[Dataset items]

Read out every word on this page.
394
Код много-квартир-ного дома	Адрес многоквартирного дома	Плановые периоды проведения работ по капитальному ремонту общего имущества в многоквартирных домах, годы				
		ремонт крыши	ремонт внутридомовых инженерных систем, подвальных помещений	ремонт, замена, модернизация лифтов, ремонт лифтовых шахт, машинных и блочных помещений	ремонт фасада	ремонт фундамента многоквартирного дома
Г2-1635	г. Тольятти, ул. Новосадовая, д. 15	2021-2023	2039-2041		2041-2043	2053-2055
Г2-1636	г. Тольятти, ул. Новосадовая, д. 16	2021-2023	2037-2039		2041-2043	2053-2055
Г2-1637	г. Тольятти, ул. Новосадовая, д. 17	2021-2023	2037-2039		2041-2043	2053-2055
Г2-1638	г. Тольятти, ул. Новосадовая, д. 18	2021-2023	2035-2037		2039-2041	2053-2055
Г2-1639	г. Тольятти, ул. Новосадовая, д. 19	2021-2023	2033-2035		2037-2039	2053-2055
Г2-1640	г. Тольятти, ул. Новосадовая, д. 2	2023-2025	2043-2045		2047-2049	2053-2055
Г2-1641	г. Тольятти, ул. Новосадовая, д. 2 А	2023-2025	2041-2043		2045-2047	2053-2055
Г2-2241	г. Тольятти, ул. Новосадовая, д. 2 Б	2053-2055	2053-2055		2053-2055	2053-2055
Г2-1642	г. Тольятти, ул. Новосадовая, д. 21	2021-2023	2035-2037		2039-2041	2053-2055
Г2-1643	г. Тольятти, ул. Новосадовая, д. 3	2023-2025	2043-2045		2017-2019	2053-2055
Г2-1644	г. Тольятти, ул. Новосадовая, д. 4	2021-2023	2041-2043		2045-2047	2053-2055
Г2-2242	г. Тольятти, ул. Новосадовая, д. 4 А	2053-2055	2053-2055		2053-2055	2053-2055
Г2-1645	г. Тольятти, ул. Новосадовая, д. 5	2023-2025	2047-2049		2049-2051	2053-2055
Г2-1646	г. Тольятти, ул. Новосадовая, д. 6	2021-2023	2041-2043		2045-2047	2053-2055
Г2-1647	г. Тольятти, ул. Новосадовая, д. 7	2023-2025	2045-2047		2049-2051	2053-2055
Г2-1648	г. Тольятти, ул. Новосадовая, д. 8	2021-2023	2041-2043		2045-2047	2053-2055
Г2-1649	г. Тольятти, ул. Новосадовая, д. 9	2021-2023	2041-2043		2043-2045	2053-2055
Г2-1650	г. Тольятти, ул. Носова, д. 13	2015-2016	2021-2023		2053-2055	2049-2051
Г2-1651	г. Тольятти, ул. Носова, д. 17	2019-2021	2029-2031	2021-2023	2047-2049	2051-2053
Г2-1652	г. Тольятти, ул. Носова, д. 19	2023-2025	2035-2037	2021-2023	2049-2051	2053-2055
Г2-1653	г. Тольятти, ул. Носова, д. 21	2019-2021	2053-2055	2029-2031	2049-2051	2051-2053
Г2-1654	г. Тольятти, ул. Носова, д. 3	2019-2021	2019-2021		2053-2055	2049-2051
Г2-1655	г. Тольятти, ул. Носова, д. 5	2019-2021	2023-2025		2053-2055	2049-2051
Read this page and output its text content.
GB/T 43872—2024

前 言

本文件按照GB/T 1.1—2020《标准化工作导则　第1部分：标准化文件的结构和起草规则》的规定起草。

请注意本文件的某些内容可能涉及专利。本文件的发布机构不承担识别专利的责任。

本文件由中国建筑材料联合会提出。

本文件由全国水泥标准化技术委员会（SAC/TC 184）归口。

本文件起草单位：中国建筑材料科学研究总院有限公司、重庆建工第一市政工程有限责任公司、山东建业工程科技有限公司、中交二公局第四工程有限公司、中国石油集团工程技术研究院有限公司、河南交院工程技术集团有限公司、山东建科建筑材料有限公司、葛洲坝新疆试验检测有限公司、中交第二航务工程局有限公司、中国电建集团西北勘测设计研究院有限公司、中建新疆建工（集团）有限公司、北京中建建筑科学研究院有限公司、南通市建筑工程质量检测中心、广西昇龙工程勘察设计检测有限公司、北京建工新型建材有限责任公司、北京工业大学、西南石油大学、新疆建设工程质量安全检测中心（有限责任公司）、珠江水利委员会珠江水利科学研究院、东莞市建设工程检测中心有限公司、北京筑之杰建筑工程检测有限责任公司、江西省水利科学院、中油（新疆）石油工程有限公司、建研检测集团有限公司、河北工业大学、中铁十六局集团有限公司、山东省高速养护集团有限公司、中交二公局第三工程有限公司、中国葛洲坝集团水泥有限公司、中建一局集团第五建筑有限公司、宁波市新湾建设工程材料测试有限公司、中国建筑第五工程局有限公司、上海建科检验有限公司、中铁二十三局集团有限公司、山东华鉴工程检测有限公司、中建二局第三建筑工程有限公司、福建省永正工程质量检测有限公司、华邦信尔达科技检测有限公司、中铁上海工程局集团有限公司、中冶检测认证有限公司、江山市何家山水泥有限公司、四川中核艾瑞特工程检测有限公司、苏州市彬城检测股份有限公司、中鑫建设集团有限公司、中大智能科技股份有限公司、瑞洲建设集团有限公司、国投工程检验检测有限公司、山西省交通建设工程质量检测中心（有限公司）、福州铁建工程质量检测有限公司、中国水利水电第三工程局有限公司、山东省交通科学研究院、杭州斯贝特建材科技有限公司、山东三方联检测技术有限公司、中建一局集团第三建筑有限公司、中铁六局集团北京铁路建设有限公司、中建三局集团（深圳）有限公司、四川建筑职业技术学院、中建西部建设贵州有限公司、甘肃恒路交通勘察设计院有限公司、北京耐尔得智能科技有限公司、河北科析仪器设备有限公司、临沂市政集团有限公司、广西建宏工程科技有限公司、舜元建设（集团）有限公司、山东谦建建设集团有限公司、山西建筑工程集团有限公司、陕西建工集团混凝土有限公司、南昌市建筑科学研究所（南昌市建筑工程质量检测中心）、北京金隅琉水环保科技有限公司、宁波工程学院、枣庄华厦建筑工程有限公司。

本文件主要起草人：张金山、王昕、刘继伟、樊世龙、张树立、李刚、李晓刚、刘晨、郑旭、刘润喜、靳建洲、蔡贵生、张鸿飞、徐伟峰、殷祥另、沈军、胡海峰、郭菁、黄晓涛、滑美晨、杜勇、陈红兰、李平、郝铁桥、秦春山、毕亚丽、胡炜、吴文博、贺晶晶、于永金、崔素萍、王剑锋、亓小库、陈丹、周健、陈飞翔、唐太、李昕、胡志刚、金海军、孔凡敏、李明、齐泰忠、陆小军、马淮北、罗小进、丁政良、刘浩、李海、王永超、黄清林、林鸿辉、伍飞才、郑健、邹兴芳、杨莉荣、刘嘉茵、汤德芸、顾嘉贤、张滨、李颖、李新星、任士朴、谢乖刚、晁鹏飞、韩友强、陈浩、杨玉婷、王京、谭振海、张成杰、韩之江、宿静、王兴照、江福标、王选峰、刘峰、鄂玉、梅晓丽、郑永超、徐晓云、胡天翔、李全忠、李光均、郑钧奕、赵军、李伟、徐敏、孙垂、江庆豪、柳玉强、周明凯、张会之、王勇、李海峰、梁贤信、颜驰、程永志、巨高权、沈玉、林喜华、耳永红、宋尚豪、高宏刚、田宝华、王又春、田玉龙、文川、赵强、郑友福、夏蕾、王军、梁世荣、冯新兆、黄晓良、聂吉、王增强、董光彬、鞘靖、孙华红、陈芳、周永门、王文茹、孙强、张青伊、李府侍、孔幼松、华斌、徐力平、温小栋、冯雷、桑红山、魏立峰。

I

◆ What to produce: Read the entries and select each line where the word "многоквартирного" is found.

◆ Written answer:
Код много-квартир-ного дома	Адрес многоквартирного дома	Плановые периоды проведения работ по капитальному ремонту общего имущества в многоквартирных домах, годы				
		ремонт крыши	ремонт внутридомовых инженерных систем, подвальных помещений	ремонт, замена, модернизация лифтов, ремонт лифтовых шахт, машинных и блочных помещений	ремонт фасада	ремонт фундамента многоквартирного дома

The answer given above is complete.